*Your objective*. Lines containing the word "Group" are to be located and copied.

*Dataset*.
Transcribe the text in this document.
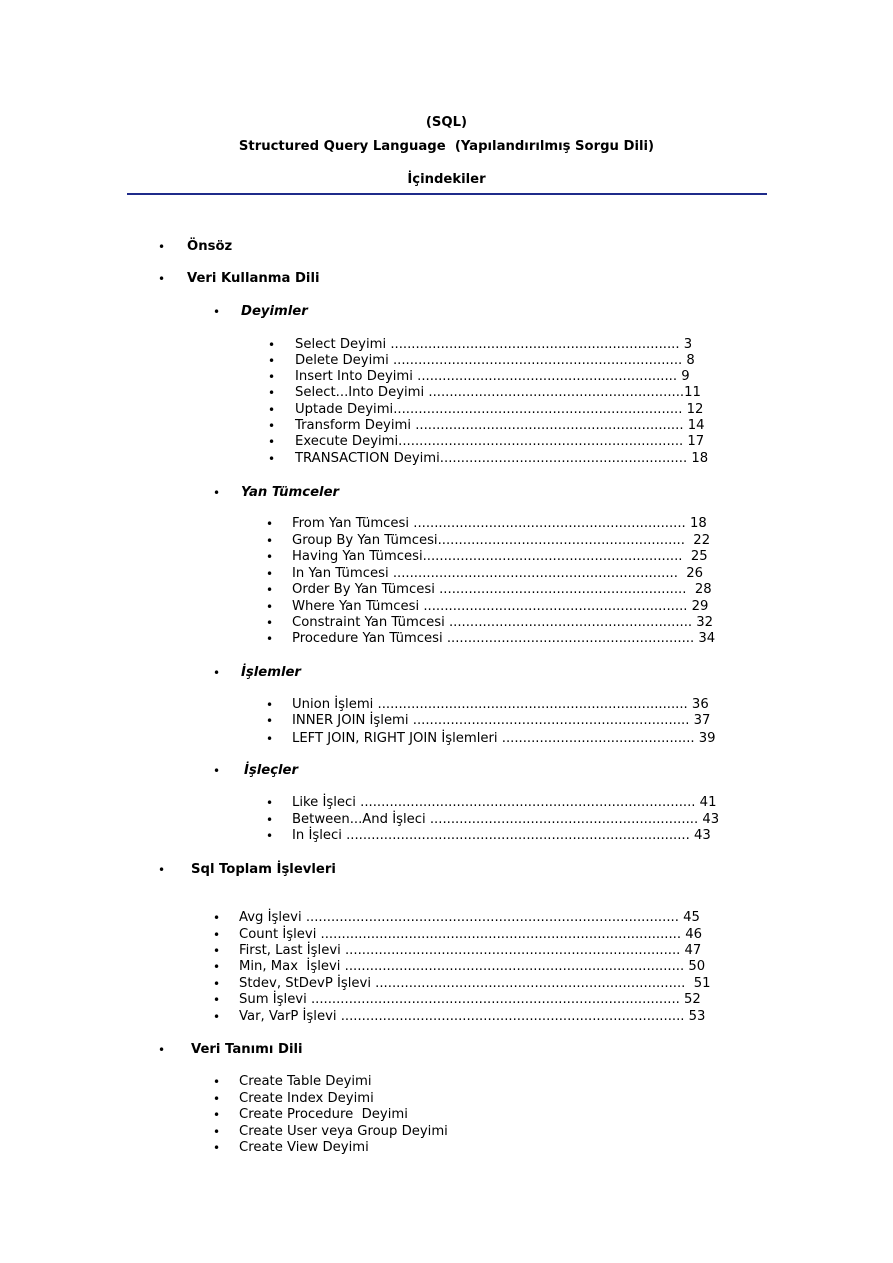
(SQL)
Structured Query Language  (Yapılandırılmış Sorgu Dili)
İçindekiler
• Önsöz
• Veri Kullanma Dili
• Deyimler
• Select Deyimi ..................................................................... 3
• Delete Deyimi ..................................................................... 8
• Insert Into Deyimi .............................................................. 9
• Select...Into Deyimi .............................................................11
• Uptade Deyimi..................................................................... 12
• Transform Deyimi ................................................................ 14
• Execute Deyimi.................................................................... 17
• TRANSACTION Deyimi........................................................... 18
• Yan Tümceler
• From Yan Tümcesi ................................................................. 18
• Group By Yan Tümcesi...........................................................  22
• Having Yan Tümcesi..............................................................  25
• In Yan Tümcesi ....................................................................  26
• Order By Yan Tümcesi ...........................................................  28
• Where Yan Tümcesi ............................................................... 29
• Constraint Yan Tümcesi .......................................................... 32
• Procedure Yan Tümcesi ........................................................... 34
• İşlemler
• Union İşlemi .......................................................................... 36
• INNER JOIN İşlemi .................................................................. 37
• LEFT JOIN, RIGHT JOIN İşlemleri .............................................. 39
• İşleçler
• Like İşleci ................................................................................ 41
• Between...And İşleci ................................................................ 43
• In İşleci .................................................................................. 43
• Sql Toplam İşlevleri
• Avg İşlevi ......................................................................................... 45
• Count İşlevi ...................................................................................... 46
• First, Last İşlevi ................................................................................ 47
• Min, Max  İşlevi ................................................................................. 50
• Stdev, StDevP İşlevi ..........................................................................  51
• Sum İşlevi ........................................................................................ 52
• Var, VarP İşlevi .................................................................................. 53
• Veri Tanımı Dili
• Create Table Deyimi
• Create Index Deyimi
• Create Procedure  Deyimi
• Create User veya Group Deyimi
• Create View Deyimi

--

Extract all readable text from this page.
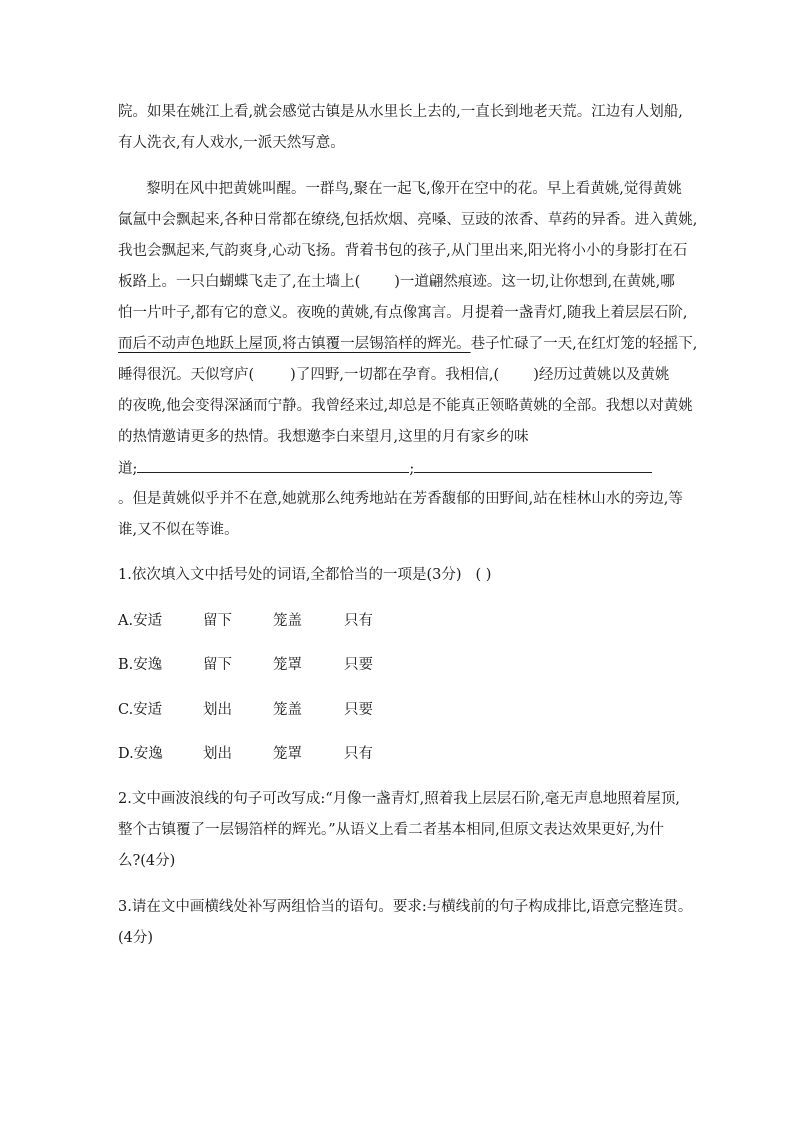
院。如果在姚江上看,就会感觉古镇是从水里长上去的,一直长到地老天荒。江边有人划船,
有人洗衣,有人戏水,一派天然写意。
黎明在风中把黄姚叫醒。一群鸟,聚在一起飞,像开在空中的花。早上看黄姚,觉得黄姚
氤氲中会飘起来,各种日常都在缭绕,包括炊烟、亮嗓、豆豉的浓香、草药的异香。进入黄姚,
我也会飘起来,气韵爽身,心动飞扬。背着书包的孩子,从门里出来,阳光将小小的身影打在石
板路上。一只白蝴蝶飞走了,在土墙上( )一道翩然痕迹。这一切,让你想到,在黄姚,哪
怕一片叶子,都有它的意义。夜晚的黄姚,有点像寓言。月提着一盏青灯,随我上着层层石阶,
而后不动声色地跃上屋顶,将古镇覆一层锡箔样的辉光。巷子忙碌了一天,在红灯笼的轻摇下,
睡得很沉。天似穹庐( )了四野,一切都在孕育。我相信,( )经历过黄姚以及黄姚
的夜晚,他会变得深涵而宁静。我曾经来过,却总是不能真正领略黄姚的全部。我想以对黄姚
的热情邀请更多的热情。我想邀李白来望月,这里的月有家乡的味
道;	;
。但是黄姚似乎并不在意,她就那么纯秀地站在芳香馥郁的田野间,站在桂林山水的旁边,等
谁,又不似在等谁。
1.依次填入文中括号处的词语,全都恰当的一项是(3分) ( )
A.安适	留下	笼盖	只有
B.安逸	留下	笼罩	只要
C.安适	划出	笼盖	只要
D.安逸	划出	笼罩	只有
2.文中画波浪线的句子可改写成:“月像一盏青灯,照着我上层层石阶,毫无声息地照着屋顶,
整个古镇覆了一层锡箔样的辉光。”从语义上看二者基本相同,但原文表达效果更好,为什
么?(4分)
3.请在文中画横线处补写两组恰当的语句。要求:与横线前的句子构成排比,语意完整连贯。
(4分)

*Output for this exercise*.
• Group By Yan Tümcesi...........................................................  22
• Create User veya Group Deyimi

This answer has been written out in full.